Could you write out the records below exactly as they appear?

[start STORED RECORDS]

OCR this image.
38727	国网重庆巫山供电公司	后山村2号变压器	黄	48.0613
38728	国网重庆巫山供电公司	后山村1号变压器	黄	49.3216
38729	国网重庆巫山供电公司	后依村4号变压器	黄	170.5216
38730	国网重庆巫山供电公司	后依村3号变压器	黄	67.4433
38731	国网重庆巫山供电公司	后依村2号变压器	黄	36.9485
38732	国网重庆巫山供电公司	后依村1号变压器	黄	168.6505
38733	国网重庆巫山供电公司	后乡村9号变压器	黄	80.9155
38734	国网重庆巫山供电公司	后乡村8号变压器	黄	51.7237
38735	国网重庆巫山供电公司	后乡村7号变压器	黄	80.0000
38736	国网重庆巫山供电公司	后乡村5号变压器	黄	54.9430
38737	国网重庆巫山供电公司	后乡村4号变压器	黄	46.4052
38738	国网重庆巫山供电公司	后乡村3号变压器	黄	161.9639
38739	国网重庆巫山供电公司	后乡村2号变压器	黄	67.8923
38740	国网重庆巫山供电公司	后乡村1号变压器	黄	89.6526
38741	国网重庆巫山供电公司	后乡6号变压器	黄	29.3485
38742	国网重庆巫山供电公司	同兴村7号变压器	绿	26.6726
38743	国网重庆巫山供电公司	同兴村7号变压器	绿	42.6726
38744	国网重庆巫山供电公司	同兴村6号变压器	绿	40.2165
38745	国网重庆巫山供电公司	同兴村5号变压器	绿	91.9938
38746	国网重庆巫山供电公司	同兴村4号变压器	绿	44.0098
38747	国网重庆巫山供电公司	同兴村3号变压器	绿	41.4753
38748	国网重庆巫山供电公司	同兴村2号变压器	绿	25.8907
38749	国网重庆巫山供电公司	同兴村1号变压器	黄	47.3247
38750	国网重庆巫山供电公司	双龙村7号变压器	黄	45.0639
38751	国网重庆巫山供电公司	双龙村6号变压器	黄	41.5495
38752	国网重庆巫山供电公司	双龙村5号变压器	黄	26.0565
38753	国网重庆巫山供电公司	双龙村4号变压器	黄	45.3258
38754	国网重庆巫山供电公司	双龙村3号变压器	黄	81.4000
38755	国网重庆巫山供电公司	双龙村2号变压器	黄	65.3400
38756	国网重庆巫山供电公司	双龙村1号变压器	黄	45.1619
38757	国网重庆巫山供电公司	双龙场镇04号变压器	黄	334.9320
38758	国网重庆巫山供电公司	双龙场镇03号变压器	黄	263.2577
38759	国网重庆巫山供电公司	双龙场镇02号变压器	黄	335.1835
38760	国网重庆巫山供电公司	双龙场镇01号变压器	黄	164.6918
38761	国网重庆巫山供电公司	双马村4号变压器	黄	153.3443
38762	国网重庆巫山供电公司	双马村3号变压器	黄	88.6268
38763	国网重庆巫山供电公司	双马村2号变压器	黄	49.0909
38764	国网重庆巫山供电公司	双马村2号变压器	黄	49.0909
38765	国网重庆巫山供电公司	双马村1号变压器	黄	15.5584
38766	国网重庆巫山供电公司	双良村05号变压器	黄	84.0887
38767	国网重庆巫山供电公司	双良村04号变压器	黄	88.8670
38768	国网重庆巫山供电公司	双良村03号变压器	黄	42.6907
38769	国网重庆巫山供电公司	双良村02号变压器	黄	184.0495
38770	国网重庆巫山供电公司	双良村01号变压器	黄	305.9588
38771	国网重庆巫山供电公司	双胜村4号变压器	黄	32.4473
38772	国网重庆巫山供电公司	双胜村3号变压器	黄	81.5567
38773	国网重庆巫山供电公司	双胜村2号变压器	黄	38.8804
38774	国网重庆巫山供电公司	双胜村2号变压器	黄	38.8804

[end STORED RECORDS]

- **RESULT FOR THIS EXERCISE**:
OCR this image.
38727	国网重庆巫山供电公司	后山村2号变压器	黄	48.0613
38728	国网重庆巫山供电公司	后山村1号变压器	黄	49.3216
38729	国网重庆巫山供电公司	后依村4号变压器	黄	170.5216
38730	国网重庆巫山供电公司	后依村3号变压器	黄	67.4433
38731	国网重庆巫山供电公司	后依村2号变压器	黄	36.9485
38732	国网重庆巫山供电公司	后依村1号变压器	黄	168.6505
38733	国网重庆巫山供电公司	后乡村9号变压器	黄	80.9155
38734	国网重庆巫山供电公司	后乡村8号变压器	黄	51.7237
38735	国网重庆巫山供电公司	后乡村7号变压器	黄	80.0000
38736	国网重庆巫山供电公司	后乡村5号变压器	黄	54.9430
38737	国网重庆巫山供电公司	后乡村4号变压器	黄	46.4052
38738	国网重庆巫山供电公司	后乡村3号变压器	黄	161.9639
38739	国网重庆巫山供电公司	后乡村2号变压器	黄	67.8923
38740	国网重庆巫山供电公司	后乡村1号变压器	黄	89.6526
38741	国网重庆巫山供电公司	后乡6号变压器	黄	29.3485
38742	国网重庆巫山供电公司	同兴村7号变压器	绿	26.6726
38743	国网重庆巫山供电公司	同兴村7号变压器	绿	42.6726
38744	国网重庆巫山供电公司	同兴村6号变压器	绿	40.2165
38745	国网重庆巫山供电公司	同兴村5号变压器	绿	91.9938
38746	国网重庆巫山供电公司	同兴村4号变压器	绿	44.0098
38747	国网重庆巫山供电公司	同兴村3号变压器	绿	41.4753
38748	国网重庆巫山供电公司	同兴村2号变压器	绿	25.8907
38749	国网重庆巫山供电公司	同兴村1号变压器	黄	47.3247
38750	国网重庆巫山供电公司	双龙村7号变压器	黄	45.0639
38751	国网重庆巫山供电公司	双龙村6号变压器	黄	41.5495
38752	国网重庆巫山供电公司	双龙村5号变压器	黄	26.0565
38753	国网重庆巫山供电公司	双龙村4号变压器	黄	45.3258
38754	国网重庆巫山供电公司	双龙村3号变压器	黄	81.4000
38755	国网重庆巫山供电公司	双龙村2号变压器	黄	65.3400
38756	国网重庆巫山供电公司	双龙村1号变压器	黄	45.1619
38757	国网重庆巫山供电公司	双龙场镇04号变压器	黄	334.9320
38758	国网重庆巫山供电公司	双龙场镇03号变压器	黄	263.2577
38759	国网重庆巫山供电公司	双龙场镇02号变压器	黄	335.1835
38760	国网重庆巫山供电公司	双龙场镇01号变压器	黄	164.6918
38761	国网重庆巫山供电公司	双马村4号变压器	黄	153.3443
38762	国网重庆巫山供电公司	双马村3号变压器	黄	88.6268
38763	国网重庆巫山供电公司	双马村2号变压器	黄	49.0909
38764	国网重庆巫山供电公司	双马村2号变压器	黄	49.0909
38765	国网重庆巫山供电公司	双马村1号变压器	黄	15.5584
38766	国网重庆巫山供电公司	双良村05号变压器	黄	84.0887
38767	国网重庆巫山供电公司	双良村04号变压器	黄	88.8670
38768	国网重庆巫山供电公司	双良村03号变压器	黄	42.6907
38769	国网重庆巫山供电公司	双良村02号变压器	黄	184.0495
38770	国网重庆巫山供电公司	双良村01号变压器	黄	305.9588
38771	国网重庆巫山供电公司	双胜村4号变压器	黄	32.4473
38772	国网重庆巫山供电公司	双胜村3号变压器	黄	81.5567
38773	国网重庆巫山供电公司	双胜村2号变压器	黄	38.8804
38774	国网重庆巫山供电公司	双胜村2号变压器	黄	38.8804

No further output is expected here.